▸ **Task prompt**: What do the lines from the one containing "Give me a plain-text" through the end of the entries say? Quote them exactly, and only them.
## BEGIN
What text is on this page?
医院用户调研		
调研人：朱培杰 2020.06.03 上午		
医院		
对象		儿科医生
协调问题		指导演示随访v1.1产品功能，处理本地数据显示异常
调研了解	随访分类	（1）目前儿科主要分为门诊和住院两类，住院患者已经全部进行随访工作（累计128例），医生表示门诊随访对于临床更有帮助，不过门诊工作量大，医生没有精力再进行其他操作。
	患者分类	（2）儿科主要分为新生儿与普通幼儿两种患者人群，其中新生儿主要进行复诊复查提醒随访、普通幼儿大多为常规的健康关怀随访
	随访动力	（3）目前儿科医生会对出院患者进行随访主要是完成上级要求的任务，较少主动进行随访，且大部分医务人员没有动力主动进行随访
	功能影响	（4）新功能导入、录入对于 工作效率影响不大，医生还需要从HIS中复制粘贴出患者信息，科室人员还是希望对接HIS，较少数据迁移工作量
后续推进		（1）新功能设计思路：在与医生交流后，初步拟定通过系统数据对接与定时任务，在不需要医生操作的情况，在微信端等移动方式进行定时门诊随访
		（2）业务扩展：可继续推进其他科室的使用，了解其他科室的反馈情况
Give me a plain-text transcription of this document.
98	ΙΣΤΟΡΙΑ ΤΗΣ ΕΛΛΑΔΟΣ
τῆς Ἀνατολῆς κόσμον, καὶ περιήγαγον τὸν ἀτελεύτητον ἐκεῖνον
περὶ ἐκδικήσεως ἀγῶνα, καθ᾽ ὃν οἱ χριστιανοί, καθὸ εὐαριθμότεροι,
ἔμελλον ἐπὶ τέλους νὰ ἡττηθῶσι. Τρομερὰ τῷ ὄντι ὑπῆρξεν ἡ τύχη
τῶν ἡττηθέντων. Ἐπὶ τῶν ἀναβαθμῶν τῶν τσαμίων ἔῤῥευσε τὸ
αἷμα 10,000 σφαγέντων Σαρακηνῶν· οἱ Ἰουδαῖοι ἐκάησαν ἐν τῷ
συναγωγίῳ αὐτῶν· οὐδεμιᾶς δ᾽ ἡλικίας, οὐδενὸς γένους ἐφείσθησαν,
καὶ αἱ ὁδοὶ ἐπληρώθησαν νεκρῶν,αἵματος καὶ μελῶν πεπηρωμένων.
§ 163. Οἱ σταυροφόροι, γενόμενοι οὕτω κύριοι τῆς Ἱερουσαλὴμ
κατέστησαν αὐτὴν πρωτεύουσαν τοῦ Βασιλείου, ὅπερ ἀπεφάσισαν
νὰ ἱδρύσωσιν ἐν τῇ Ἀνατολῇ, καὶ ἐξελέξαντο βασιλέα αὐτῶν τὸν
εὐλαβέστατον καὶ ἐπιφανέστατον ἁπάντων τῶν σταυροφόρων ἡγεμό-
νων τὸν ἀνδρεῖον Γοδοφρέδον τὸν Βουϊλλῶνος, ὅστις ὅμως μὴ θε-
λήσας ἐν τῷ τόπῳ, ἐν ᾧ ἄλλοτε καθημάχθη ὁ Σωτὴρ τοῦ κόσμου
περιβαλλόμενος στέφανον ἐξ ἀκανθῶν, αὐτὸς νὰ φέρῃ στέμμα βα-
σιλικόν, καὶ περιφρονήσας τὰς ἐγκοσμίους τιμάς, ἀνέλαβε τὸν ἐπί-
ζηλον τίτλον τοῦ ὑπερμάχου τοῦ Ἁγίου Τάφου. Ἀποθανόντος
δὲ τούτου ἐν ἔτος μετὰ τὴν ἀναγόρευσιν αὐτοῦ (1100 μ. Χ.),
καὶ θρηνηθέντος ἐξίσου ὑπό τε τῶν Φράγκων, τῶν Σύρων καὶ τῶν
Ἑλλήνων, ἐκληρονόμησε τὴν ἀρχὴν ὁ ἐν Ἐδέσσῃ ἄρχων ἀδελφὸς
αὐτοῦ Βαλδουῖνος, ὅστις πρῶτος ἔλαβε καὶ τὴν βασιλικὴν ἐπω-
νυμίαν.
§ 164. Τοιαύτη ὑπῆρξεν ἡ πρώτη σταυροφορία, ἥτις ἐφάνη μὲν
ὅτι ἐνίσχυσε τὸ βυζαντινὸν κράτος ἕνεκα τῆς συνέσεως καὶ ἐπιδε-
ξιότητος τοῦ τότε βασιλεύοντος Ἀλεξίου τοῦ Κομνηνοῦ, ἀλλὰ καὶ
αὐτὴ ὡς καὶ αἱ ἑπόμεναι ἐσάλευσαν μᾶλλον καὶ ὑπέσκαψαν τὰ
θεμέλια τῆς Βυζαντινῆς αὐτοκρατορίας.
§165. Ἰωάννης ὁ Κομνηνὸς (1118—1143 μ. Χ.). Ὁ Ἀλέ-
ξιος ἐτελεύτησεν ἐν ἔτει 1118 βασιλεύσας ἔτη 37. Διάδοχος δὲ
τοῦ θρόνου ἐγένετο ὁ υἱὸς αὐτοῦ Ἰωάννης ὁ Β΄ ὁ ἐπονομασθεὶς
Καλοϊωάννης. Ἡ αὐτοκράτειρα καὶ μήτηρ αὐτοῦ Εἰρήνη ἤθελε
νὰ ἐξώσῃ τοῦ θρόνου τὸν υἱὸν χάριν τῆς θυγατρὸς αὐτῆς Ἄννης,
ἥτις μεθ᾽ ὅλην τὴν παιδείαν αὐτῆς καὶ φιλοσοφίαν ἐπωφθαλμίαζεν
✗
## END
▸ **Correct answer**:
Give me a plain-text transcription of this document.
98	ΙΣΤΟΡΙΑ ΤΗΣ ΕΛΛΑΔΟΣ
τῆς Ἀνατολῆς κόσμον, καὶ περιήγαγον τὸν ἀτελεύτητον ἐκεῖνον
περὶ ἐκδικήσεως ἀγῶνα, καθ᾽ ὃν οἱ χριστιανοί, καθὸ εὐαριθμότεροι,
ἔμελλον ἐπὶ τέλους νὰ ἡττηθῶσι. Τρομερὰ τῷ ὄντι ὑπῆρξεν ἡ τύχη
τῶν ἡττηθέντων. Ἐπὶ τῶν ἀναβαθμῶν τῶν τσαμίων ἔῤῥευσε τὸ
αἷμα 10,000 σφαγέντων Σαρακηνῶν· οἱ Ἰουδαῖοι ἐκάησαν ἐν τῷ
συναγωγίῳ αὐτῶν· οὐδεμιᾶς δ᾽ ἡλικίας, οὐδενὸς γένους ἐφείσθησαν,
καὶ αἱ ὁδοὶ ἐπληρώθησαν νεκρῶν,αἵματος καὶ μελῶν πεπηρωμένων.
§ 163. Οἱ σταυροφόροι, γενόμενοι οὕτω κύριοι τῆς Ἱερουσαλὴμ
κατέστησαν αὐτὴν πρωτεύουσαν τοῦ Βασιλείου, ὅπερ ἀπεφάσισαν
νὰ ἱδρύσωσιν ἐν τῇ Ἀνατολῇ, καὶ ἐξελέξαντο βασιλέα αὐτῶν τὸν
εὐλαβέστατον καὶ ἐπιφανέστατον ἁπάντων τῶν σταυροφόρων ἡγεμό-
νων τὸν ἀνδρεῖον Γοδοφρέδον τὸν Βουϊλλῶνος, ὅστις ὅμως μὴ θε-
λήσας ἐν τῷ τόπῳ, ἐν ᾧ ἄλλοτε καθημάχθη ὁ Σωτὴρ τοῦ κόσμου
περιβαλλόμενος στέφανον ἐξ ἀκανθῶν, αὐτὸς νὰ φέρῃ στέμμα βα-
σιλικόν, καὶ περιφρονήσας τὰς ἐγκοσμίους τιμάς, ἀνέλαβε τὸν ἐπί-
ζηλον τίτλον τοῦ ὑπερμάχου τοῦ Ἁγίου Τάφου. Ἀποθανόντος
δὲ τούτου ἐν ἔτος μετὰ τὴν ἀναγόρευσιν αὐτοῦ (1100 μ. Χ.),
καὶ θρηνηθέντος ἐξίσου ὑπό τε τῶν Φράγκων, τῶν Σύρων καὶ τῶν
Ἑλλήνων, ἐκληρονόμησε τὴν ἀρχὴν ὁ ἐν Ἐδέσσῃ ἄρχων ἀδελφὸς
αὐτοῦ Βαλδουῖνος, ὅστις πρῶτος ἔλαβε καὶ τὴν βασιλικὴν ἐπω-
νυμίαν.
§ 164. Τοιαύτη ὑπῆρξεν ἡ πρώτη σταυροφορία, ἥτις ἐφάνη μὲν
ὅτι ἐνίσχυσε τὸ βυζαντινὸν κράτος ἕνεκα τῆς συνέσεως καὶ ἐπιδε-
ξιότητος τοῦ τότε βασιλεύοντος Ἀλεξίου τοῦ Κομνηνοῦ, ἀλλὰ καὶ
αὐτὴ ὡς καὶ αἱ ἑπόμεναι ἐσάλευσαν μᾶλλον καὶ ὑπέσκαψαν τὰ
θεμέλια τῆς Βυζαντινῆς αὐτοκρατορίας.
§165. Ἰωάννης ὁ Κομνηνὸς (1118—1143 μ. Χ.). Ὁ Ἀλέ-
ξιος ἐτελεύτησεν ἐν ἔτει 1118 βασιλεύσας ἔτη 37. Διάδοχος δὲ
τοῦ θρόνου ἐγένετο ὁ υἱὸς αὐτοῦ Ἰωάννης ὁ Β΄ ὁ ἐπονομασθεὶς
Καλοϊωάννης. Ἡ αὐτοκράτειρα καὶ μήτηρ αὐτοῦ Εἰρήνη ἤθελε
νὰ ἐξώσῃ τοῦ θρόνου τὸν υἱὸν χάριν τῆς θυγατρὸς αὐτῆς Ἄννης,
ἥτις μεθ᾽ ὅλην τὴν παιδείαν αὐτῆς καὶ φιλοσοφίαν ἐπωφθαλμίαζεν
✗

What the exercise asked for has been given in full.